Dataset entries

=====

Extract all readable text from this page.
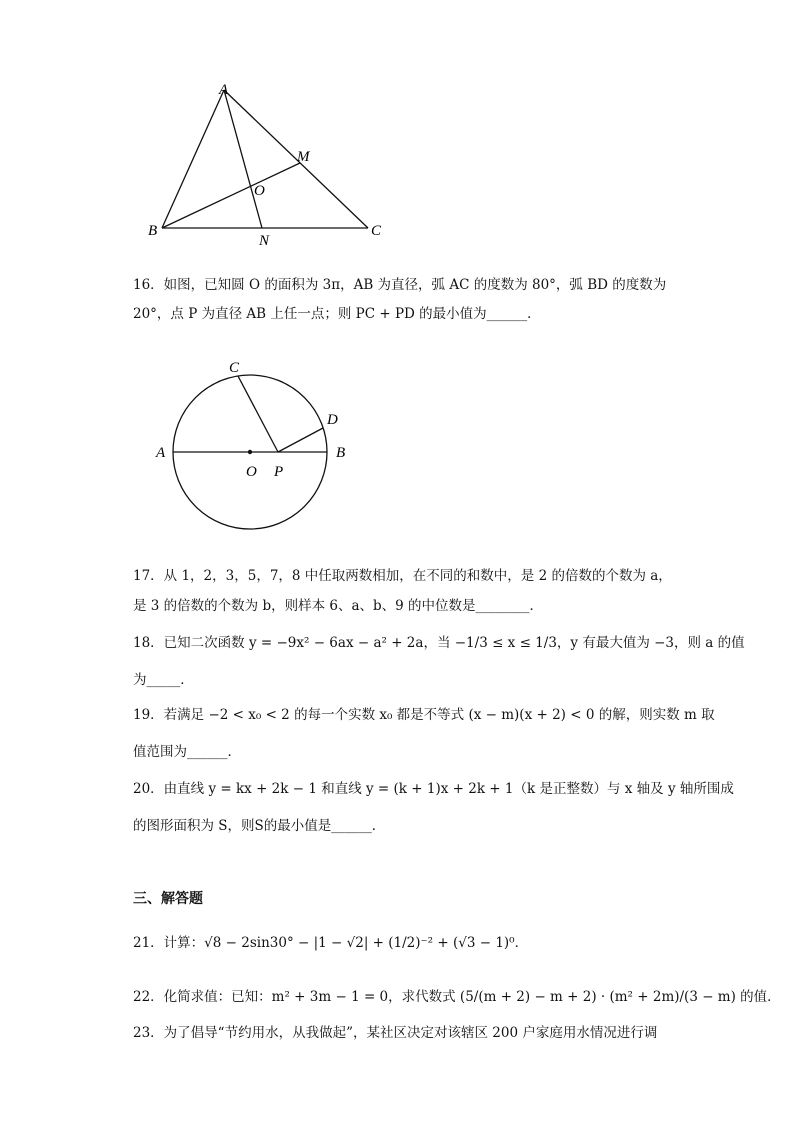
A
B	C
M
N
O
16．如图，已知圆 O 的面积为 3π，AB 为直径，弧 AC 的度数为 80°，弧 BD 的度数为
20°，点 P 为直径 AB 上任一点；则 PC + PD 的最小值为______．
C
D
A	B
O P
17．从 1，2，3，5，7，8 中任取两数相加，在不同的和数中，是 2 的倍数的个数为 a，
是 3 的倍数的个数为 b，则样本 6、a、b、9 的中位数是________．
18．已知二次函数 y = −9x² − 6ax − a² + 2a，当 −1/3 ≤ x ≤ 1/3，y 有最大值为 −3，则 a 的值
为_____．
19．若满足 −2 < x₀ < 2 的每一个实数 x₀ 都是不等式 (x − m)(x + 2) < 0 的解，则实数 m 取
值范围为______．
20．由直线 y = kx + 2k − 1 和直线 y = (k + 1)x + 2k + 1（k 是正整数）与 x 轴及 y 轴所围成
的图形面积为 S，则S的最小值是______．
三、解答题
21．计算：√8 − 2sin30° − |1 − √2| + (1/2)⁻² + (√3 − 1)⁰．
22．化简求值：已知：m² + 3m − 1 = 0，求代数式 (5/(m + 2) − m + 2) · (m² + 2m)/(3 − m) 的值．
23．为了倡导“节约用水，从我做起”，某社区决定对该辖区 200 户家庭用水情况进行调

=====

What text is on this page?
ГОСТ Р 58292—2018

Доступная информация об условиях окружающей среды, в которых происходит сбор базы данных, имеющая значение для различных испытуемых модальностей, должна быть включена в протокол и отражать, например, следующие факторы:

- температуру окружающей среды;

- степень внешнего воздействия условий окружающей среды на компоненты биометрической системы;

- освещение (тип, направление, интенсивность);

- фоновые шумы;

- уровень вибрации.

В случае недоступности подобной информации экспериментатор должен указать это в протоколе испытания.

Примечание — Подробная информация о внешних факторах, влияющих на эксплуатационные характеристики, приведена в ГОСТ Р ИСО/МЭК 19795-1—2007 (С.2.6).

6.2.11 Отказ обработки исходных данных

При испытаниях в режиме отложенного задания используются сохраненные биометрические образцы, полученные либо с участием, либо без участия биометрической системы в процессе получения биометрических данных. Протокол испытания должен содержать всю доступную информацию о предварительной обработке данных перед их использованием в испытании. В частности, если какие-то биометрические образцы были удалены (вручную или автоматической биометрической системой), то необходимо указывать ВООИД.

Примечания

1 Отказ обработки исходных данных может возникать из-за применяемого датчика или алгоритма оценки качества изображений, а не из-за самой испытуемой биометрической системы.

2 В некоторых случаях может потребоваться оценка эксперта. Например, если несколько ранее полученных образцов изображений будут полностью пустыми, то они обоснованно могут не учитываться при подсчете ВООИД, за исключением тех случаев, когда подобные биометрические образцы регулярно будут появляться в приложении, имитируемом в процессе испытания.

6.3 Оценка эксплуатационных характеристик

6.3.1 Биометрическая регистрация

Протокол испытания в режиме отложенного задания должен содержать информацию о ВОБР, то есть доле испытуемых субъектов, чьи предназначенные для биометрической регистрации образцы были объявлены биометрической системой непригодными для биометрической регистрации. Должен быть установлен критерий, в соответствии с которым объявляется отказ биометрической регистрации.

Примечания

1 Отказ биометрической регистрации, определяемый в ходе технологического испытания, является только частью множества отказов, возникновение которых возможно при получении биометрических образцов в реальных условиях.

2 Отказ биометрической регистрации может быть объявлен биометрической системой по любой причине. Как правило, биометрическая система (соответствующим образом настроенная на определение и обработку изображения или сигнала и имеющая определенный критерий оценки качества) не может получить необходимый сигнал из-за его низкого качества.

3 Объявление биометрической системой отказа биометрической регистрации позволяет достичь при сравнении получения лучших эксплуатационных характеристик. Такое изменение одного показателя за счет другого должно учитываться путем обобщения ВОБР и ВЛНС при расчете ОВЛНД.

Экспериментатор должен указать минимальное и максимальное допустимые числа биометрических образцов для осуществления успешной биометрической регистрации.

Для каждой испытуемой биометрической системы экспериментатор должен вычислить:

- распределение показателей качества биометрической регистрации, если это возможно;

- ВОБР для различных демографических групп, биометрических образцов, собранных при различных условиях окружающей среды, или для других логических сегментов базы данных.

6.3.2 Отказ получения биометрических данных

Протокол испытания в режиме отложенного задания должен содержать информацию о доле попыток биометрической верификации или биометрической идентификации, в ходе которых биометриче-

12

=====

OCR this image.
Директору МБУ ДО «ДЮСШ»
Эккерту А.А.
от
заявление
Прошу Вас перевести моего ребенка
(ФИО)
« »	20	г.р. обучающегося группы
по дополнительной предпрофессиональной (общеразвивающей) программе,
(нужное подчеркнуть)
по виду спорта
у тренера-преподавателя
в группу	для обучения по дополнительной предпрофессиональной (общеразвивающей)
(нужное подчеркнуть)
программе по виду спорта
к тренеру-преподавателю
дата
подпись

=====

Task instructions: Work out the number of lines in this listing that include the word "базы". Reply with that number only.

Expected output: 2